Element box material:
▼▼▼
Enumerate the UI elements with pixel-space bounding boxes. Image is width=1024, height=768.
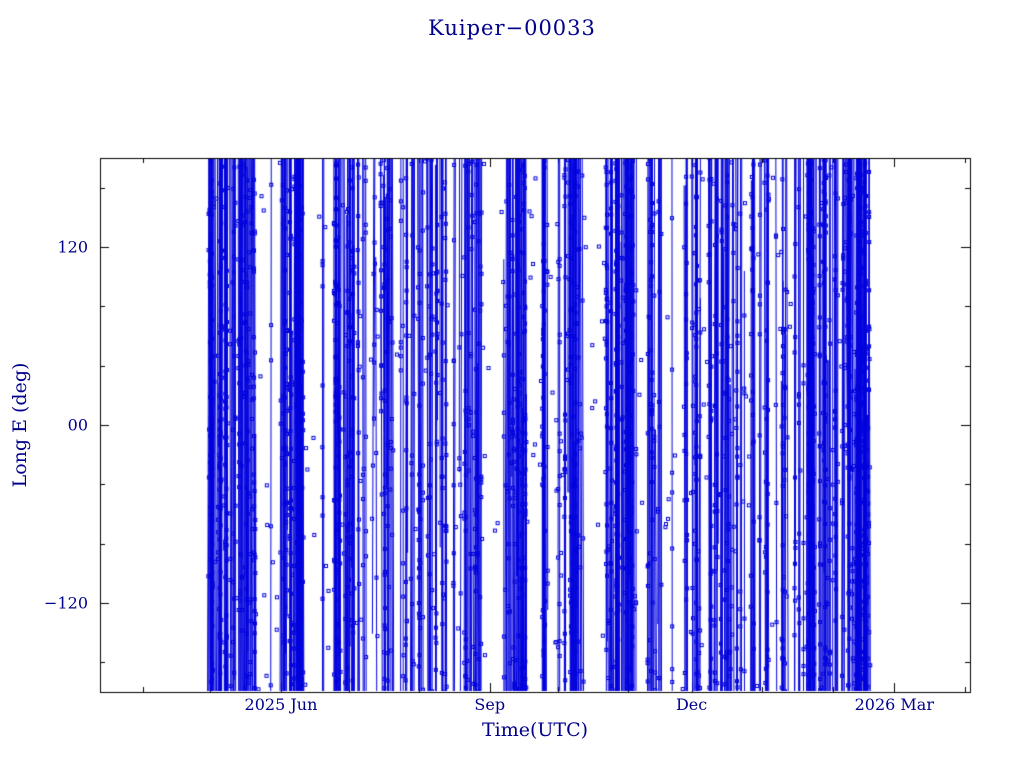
y-tick-label: −120 bbox=[44, 593, 88, 613]
y-tick-label: 120 bbox=[57, 237, 88, 257]
x-axis-label: Time(UTC) bbox=[481, 719, 589, 741]
x-tick-label: Dec bbox=[675, 695, 708, 714]
x-tick-label: 2026 Mar bbox=[854, 695, 934, 714]
y-tick-label: 00 bbox=[67, 415, 88, 435]
chart-title: Kuiper−00033 bbox=[428, 16, 596, 40]
x-tick-label: Sep bbox=[474, 695, 506, 714]
x-tick-label: 2025 Jun bbox=[244, 695, 318, 714]
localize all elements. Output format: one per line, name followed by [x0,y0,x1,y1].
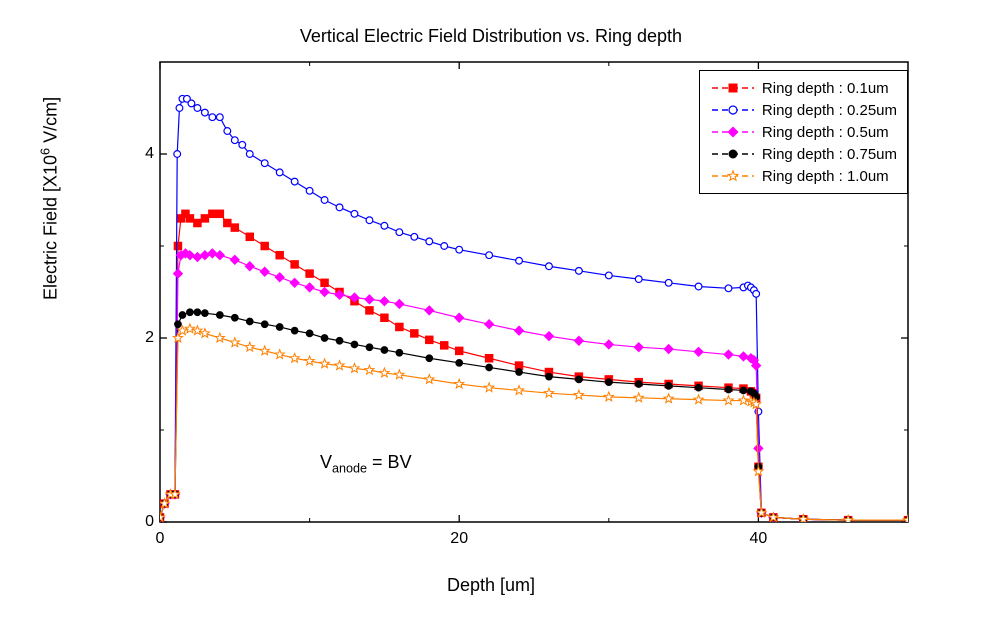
▲▲▲
■ **Written instruction**:
Recast all of the material above as a JSON list of strings, one string per line and with blank lines omitted. Leave the pictures out of the answer.

■ **Final result**:
[
  "Enumerate the UI elements with pixel-space bounding boxes. Image is width=1024, height=768.",
  "y-tick-label: −120 bbox=[44, 593, 88, 613]",
  "y-tick-label: 120 bbox=[57, 237, 88, 257]",
  "x-axis-label: Time(UTC) bbox=[481, 719, 589, 741]",
  "x-tick-label: Dec bbox=[675, 695, 708, 714]",
  "x-tick-label: 2026 Mar bbox=[854, 695, 934, 714]",
  "y-tick-label: 00 bbox=[67, 415, 88, 435]",
  "chart-title: Kuiper−00033 bbox=[428, 16, 596, 40]",
  "x-tick-label: Sep bbox=[474, 695, 506, 714]",
  "x-tick-label: 2025 Jun bbox=[244, 695, 318, 714]",
  "localize all elements. Output format: one per line, name followed by [x0,y0,x1,y1]."
]